Required work: Search the material for the word "from" and report each line where it turns up.

Records for this task:

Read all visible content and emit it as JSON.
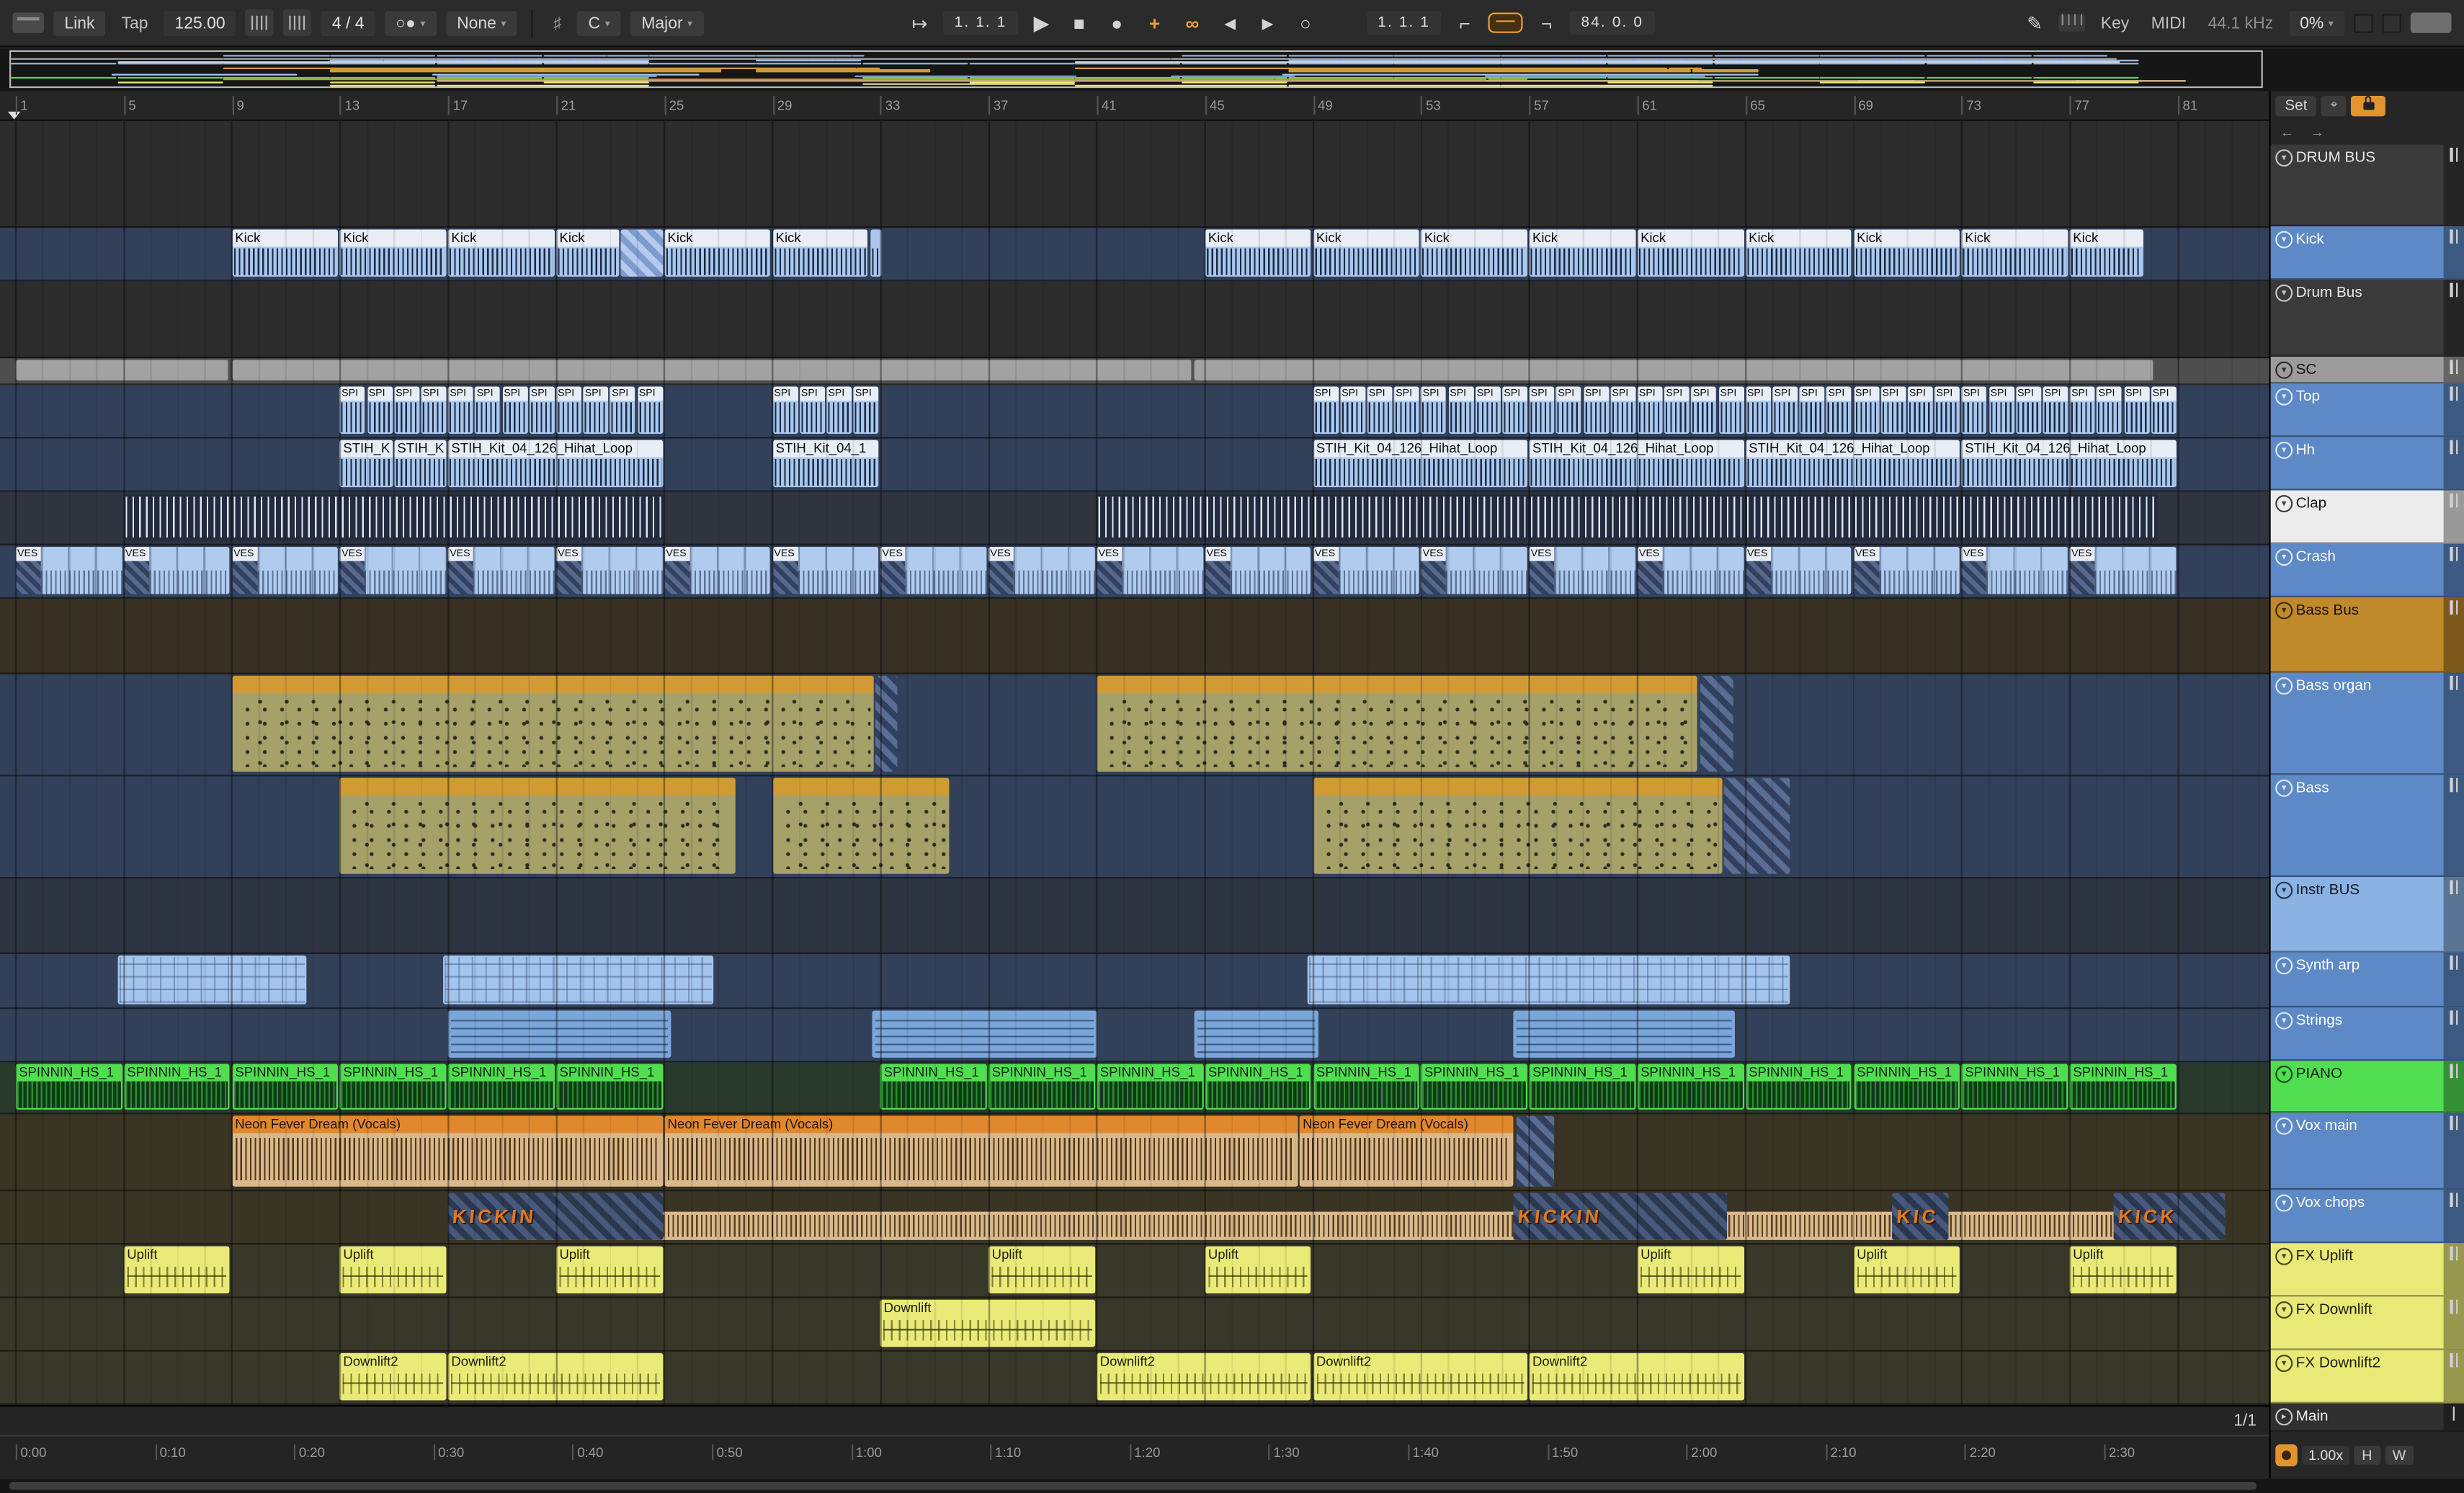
{
  "toolbar": {
    "link": "Link",
    "tap": "Tap",
    "tempo": "125.00",
    "time_sig": "4 / 4",
    "groove": "None",
    "scale_root": "C",
    "scale_name": "Major",
    "position": "1.  1.  1",
    "loop_start": "1.  1.  1",
    "loop_length": "84. 0. 0",
    "key": "Key",
    "midi": "MIDI",
    "sample_rate": "44.1 kHz",
    "cpu": "0%"
  },
  "sidebar": {
    "set": "Set",
    "back": "←",
    "forward": "→",
    "main": "Main",
    "pane": "1/1",
    "zoom": "1.00x",
    "h": "H",
    "w": "W"
  },
  "ruler_bars": [
    1,
    5,
    9,
    13,
    17,
    21,
    25,
    29,
    33,
    37,
    41,
    45,
    49,
    53,
    57,
    61,
    65,
    69,
    73,
    77,
    81
  ],
  "time_labels": [
    "0:00",
    "0:10",
    "0:20",
    "0:30",
    "0:40",
    "0:50",
    "1:00",
    "1:10",
    "1:20",
    "1:30",
    "1:40",
    "1:50",
    "2:00",
    "2:10",
    "2:20",
    "2:30"
  ],
  "accent_colors": {
    "active_orange": "#f0a030",
    "track_blue": "#5d89c6",
    "track_green": "#50de50",
    "track_yellow": "#e9e977",
    "track_orange": "#c08a2a"
  },
  "tracks": [
    {
      "name": "DRUM BUS",
      "group": true,
      "h": 68,
      "sh": 52,
      "cell": "#3a3a3a",
      "text": "#e8e8e8",
      "lane": "#2c2c2c",
      "ov": "#4a4a4a",
      "clips": []
    },
    {
      "name": "Kick",
      "h": 34,
      "cell": "#5d89c6",
      "text": "#ffffff",
      "lane": "#33405a",
      "kind": "kick",
      "ov": "#9db9e2",
      "clips": [
        {
          "s": 9,
          "l": 4,
          "lab": "Kick"
        },
        {
          "s": 13,
          "l": 4,
          "lab": "Kick"
        },
        {
          "s": 17,
          "l": 4,
          "lab": "Kick"
        },
        {
          "s": 21,
          "l": 2.4,
          "lab": "Kick"
        },
        {
          "s": 23.4,
          "l": 1.6,
          "kind": "kickhatch"
        },
        {
          "s": 25,
          "l": 4,
          "lab": "Kick"
        },
        {
          "s": 29,
          "l": 3.6,
          "lab": "Kick"
        },
        {
          "s": 32.6,
          "l": 0.5
        },
        {
          "s": 45,
          "l": 4,
          "lab": "Kick"
        },
        {
          "s": 49,
          "l": 4,
          "lab": "Kick"
        },
        {
          "s": 53,
          "l": 4,
          "lab": "Kick"
        },
        {
          "s": 57,
          "l": 4,
          "lab": "Kick"
        },
        {
          "s": 61,
          "l": 4,
          "lab": "Kick"
        },
        {
          "s": 65,
          "l": 4,
          "lab": "Kick"
        },
        {
          "s": 69,
          "l": 4,
          "lab": "Kick"
        },
        {
          "s": 73,
          "l": 4,
          "lab": "Kick"
        },
        {
          "s": 77,
          "l": 2.8,
          "lab": "Kick"
        }
      ]
    },
    {
      "name": "Drum Bus",
      "group": true,
      "h": 49,
      "cell": "#3a3a3a",
      "text": "#e8e8e8",
      "lane": "#2c2c2c",
      "ov": "#4a4a4a",
      "clips": []
    },
    {
      "name": "SC",
      "h": 17,
      "cell": "#9c9c9c",
      "text": "#111111",
      "lane": "#4e4e4e",
      "kind": "gray",
      "ov": "#a8a8a8",
      "clips": [
        {
          "s": 1,
          "l": 8
        },
        {
          "s": 9,
          "l": 35.6
        },
        {
          "s": 44.6,
          "l": 35.6
        }
      ]
    },
    {
      "name": "Top",
      "h": 34,
      "cell": "#5d89c6",
      "text": "#ffffff",
      "lane": "#33405a",
      "kind": "spi",
      "ov": "#9db9e2",
      "clips": [
        {
          "rep": {
            "from": 13,
            "count": 12,
            "step": 1
          },
          "l": 1,
          "lab": "SPI"
        },
        {
          "rep": {
            "from": 29,
            "count": 4,
            "step": 1
          },
          "l": 1,
          "lab": "SPI"
        },
        {
          "rep": {
            "from": 49,
            "count": 32,
            "step": 1
          },
          "l": 1,
          "lab": "SPI"
        }
      ]
    },
    {
      "name": "Hh",
      "h": 34,
      "cell": "#5d89c6",
      "text": "#ffffff",
      "lane": "#33405a",
      "kind": "stih",
      "ov": "#9db9e2",
      "clips": [
        {
          "s": 13,
          "l": 2,
          "lab": "STIH_K"
        },
        {
          "s": 15,
          "l": 2,
          "lab": "STIH_K"
        },
        {
          "s": 17,
          "l": 8,
          "lab": "STIH_Kit_04_126_Hihat_Loop"
        },
        {
          "s": 29,
          "l": 4,
          "lab": "STIH_Kit_04_1"
        },
        {
          "s": 49,
          "l": 8,
          "lab": "STIH_Kit_04_126_Hihat_Loop"
        },
        {
          "s": 57,
          "l": 8,
          "lab": "STIH_Kit_04_126_Hihat_Loop"
        },
        {
          "s": 65,
          "l": 8,
          "lab": "STIH_Kit_04_126_Hihat_Loop"
        },
        {
          "s": 73,
          "l": 8,
          "lab": "STIH_Kit_04_126_Hihat_Loop"
        }
      ]
    },
    {
      "name": "Clap",
      "h": 34,
      "cell": "#ececec",
      "text": "#111111",
      "lane": "#30343e",
      "kind": "tick",
      "ov": "#d8dde8",
      "clips": [
        {
          "s": 5,
          "l": 20
        },
        {
          "s": 41,
          "l": 39.3
        }
      ]
    },
    {
      "name": "Crash",
      "h": 34,
      "cell": "#5d89c6",
      "text": "#ffffff",
      "lane": "#33405a",
      "kind": "ves",
      "ov": "#9db9e2",
      "clips": [
        {
          "rep": {
            "from": 1,
            "count": 20,
            "step": 4
          },
          "l": 4,
          "lab": "VES"
        }
      ]
    },
    {
      "name": "Bass Bus",
      "group": true,
      "h": 48,
      "cell": "#c08a2a",
      "text": "#1a1206",
      "lane": "#383023",
      "ov": "#c08a2a",
      "clips": []
    },
    {
      "name": "Bass organ",
      "h": 65,
      "cell": "#5d89c6",
      "text": "#ffffff",
      "lane": "#33405a",
      "kind": "midi",
      "ov": "#d29a33",
      "clips": [
        {
          "s": 9,
          "l": 23.8
        },
        {
          "s": 32.8,
          "l": 0.9,
          "kind": "mhatch"
        },
        {
          "s": 41,
          "l": 22.3
        },
        {
          "s": 63.3,
          "l": 1.3,
          "kind": "mhatch"
        }
      ]
    },
    {
      "name": "Bass",
      "h": 65,
      "cell": "#5d89c6",
      "text": "#ffffff",
      "lane": "#33405a",
      "kind": "midi",
      "ov": "#d29a33",
      "clips": [
        {
          "s": 13,
          "l": 14.7
        },
        {
          "s": 29,
          "l": 6.6
        },
        {
          "s": 49,
          "l": 15.2
        },
        {
          "s": 64.2,
          "l": 2.5,
          "kind": "mhatch"
        }
      ]
    },
    {
      "name": "Instr BUS",
      "group": true,
      "h": 48,
      "cell": "#8ab2e2",
      "text": "#0c1930",
      "lane": "#2e3542",
      "ov": "#8ab2e2",
      "clips": []
    },
    {
      "name": "Synth arp",
      "h": 35,
      "cell": "#5d89c6",
      "text": "#ffffff",
      "lane": "#33405a",
      "kind": "arp",
      "ov": "#a3c4ec",
      "clips": [
        {
          "s": 4.8,
          "l": 7
        },
        {
          "s": 16.8,
          "l": 10.1
        },
        {
          "s": 48.8,
          "l": 17.9
        }
      ]
    },
    {
      "name": "Strings",
      "h": 34,
      "cell": "#5d89c6",
      "text": "#ffffff",
      "lane": "#33405a",
      "kind": "strings",
      "ov": "#7ba6da",
      "clips": [
        {
          "s": 17,
          "l": 8.3
        },
        {
          "s": 32.7,
          "l": 8.4
        },
        {
          "s": 44.6,
          "l": 4.7
        },
        {
          "s": 56.4,
          "l": 8.3
        }
      ]
    },
    {
      "name": "PIANO",
      "h": 33,
      "cell": "#50de50",
      "text": "#06230c",
      "lane": "#29392b",
      "kind": "piano",
      "ov": "#50de50",
      "clips": [
        {
          "rep": {
            "from": 1,
            "count": 6,
            "step": 4
          },
          "l": 4,
          "lab": "SPINNIN_HS_1"
        },
        {
          "rep": {
            "from": 33,
            "count": 12,
            "step": 4
          },
          "l": 4,
          "lab": "SPINNIN_HS_1"
        }
      ]
    },
    {
      "name": "Vox main",
      "h": 49,
      "cell": "#5d89c6",
      "text": "#ffffff",
      "lane": "#3a3424",
      "kind": "vox",
      "ov": "#e0882e",
      "clips": [
        {
          "s": 9,
          "l": 16,
          "lab": "Neon Fever Dream (Vocals)"
        },
        {
          "s": 25,
          "l": 23.5,
          "lab": "Neon Fever Dream (Vocals)"
        },
        {
          "s": 48.5,
          "l": 8,
          "lab": "Neon Fever Dream (Vocals)"
        },
        {
          "s": 56.5,
          "l": 1.5,
          "kind": "mhatch"
        }
      ]
    },
    {
      "name": "Vox chops",
      "h": 34,
      "cell": "#5d89c6",
      "text": "#ffffff",
      "lane": "#3a3424",
      "kind": "chops",
      "ov": "#d9ba8c",
      "clips": [
        {
          "s": 17,
          "l": 65.8,
          "low": true
        },
        {
          "s": 17,
          "l": 8,
          "kind": "stencil",
          "lab": "KICKIN"
        },
        {
          "s": 56.4,
          "l": 8,
          "kind": "stencil",
          "lab": "KICKIN"
        },
        {
          "s": 70.4,
          "l": 2.2,
          "kind": "stencil",
          "lab": "KIC"
        },
        {
          "s": 78.6,
          "l": 4.2,
          "kind": "stencil",
          "lab": "KICK"
        }
      ]
    },
    {
      "name": "FX Uplift",
      "h": 34,
      "cell": "#e9e977",
      "text": "#1d1d08",
      "lane": "#38382a",
      "kind": "fx",
      "ov": "#e9e977",
      "clips": [
        {
          "s": 5,
          "l": 4,
          "lab": "Uplift"
        },
        {
          "s": 13,
          "l": 4,
          "lab": "Uplift"
        },
        {
          "s": 21,
          "l": 4,
          "lab": "Uplift"
        },
        {
          "s": 37,
          "l": 4,
          "lab": "Uplift"
        },
        {
          "s": 45,
          "l": 4,
          "lab": "Uplift"
        },
        {
          "s": 61,
          "l": 4,
          "lab": "Uplift"
        },
        {
          "s": 69,
          "l": 4,
          "lab": "Uplift"
        },
        {
          "s": 77,
          "l": 4,
          "lab": "Uplift"
        }
      ]
    },
    {
      "name": "FX Downlift",
      "h": 34,
      "cell": "#e9e977",
      "text": "#1d1d08",
      "lane": "#38382a",
      "kind": "fx",
      "ov": "#e9e977",
      "clips": [
        {
          "s": 33,
          "l": 8,
          "lab": "Downlift"
        }
      ]
    },
    {
      "name": "FX Downlift2",
      "h": 34,
      "cell": "#e9e977",
      "text": "#1d1d08",
      "lane": "#38382a",
      "kind": "fx",
      "ov": "#e9e977",
      "clips": [
        {
          "s": 13,
          "l": 4,
          "lab": "Downlift2"
        },
        {
          "s": 17,
          "l": 8,
          "lab": "Downlift2"
        },
        {
          "s": 41,
          "l": 8,
          "lab": "Downlift2"
        },
        {
          "s": 49,
          "l": 8,
          "lab": "Downlift2"
        },
        {
          "s": 57,
          "l": 8,
          "lab": "Downlift2"
        }
      ]
    }
  ]
}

Problem solution:
            "from": 13,
            "from": 29,
            "from": 49,
            "from": 1,
            "from": 1,
            "from": 33,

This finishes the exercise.